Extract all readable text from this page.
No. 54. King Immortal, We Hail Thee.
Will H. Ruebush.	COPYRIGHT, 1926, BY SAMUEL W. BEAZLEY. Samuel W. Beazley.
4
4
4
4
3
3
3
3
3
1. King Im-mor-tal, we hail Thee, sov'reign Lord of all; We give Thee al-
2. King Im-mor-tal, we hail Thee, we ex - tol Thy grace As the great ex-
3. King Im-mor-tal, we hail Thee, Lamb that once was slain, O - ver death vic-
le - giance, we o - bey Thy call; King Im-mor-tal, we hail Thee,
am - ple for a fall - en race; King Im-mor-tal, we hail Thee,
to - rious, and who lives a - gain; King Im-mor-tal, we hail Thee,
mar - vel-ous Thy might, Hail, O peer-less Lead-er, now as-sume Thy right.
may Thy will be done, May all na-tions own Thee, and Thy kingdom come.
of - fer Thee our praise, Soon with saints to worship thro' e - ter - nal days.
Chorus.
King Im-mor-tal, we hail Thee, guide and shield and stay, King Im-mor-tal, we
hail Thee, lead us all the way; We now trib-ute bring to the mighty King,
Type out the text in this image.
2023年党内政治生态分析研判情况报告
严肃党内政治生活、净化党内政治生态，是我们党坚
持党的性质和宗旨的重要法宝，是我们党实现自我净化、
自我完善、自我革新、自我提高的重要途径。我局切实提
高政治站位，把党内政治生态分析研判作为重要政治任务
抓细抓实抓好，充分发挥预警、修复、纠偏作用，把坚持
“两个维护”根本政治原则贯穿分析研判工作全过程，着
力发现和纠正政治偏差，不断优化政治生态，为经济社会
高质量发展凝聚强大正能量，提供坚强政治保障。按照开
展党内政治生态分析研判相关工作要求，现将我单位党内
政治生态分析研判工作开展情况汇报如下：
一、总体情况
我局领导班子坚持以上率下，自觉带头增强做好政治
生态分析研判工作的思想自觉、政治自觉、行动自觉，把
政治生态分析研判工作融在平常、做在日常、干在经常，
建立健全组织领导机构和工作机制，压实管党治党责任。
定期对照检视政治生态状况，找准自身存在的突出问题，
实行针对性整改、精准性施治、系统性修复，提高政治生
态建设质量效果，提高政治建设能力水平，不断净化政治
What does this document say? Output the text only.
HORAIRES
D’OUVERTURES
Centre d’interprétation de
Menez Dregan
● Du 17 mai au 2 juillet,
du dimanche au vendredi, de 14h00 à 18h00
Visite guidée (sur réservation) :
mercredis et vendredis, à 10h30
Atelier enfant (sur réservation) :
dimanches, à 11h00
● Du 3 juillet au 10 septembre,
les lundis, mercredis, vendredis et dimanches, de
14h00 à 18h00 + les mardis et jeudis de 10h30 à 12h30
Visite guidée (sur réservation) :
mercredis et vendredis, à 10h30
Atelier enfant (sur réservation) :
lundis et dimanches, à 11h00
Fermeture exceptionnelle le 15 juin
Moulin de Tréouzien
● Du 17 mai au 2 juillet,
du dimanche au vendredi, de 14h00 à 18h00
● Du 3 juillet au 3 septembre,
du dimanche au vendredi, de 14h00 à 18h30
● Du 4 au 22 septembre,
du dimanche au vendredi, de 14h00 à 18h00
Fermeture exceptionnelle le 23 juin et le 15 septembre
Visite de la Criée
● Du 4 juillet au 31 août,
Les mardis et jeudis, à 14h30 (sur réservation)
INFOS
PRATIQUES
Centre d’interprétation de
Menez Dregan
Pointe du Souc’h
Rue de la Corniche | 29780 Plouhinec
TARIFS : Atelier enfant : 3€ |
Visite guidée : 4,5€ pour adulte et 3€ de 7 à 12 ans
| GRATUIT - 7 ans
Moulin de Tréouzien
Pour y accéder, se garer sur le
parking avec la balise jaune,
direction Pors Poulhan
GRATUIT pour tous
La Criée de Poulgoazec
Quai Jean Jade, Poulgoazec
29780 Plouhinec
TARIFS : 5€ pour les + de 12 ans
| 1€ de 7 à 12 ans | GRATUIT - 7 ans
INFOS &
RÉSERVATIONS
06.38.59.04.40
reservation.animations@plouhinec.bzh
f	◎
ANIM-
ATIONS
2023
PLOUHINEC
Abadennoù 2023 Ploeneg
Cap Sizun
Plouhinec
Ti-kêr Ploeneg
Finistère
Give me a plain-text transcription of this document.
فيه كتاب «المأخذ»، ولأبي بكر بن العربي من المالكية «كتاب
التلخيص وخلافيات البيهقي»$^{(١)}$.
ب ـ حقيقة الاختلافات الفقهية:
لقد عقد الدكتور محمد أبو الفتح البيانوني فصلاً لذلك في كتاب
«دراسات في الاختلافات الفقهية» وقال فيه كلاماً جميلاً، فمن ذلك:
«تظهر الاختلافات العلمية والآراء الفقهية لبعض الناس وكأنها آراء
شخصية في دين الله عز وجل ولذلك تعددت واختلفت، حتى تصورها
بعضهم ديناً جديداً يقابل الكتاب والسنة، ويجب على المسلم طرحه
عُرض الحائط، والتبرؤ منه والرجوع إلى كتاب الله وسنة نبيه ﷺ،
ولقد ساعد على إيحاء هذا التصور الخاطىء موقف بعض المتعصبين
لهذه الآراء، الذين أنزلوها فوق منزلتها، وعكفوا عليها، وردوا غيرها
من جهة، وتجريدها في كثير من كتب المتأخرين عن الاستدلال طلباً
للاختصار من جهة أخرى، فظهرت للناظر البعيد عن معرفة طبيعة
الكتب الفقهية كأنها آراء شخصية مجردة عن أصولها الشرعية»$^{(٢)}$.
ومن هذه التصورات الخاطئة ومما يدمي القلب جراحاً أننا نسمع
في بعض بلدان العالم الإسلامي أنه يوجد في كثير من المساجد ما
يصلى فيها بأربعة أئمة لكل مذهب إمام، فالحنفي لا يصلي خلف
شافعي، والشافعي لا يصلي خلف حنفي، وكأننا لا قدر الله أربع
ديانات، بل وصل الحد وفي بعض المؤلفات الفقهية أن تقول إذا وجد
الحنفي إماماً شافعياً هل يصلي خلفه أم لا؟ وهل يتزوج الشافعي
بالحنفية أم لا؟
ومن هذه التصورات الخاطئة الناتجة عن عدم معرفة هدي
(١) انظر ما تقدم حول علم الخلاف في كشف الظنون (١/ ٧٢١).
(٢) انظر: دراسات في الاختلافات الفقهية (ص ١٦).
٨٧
-=-=-=-=-
» **WORK REQUIRED**: Count how many lines above contain the word "Thee". Reply with the number alone.

» **OUTPUT OF THE EXERCISE**: 11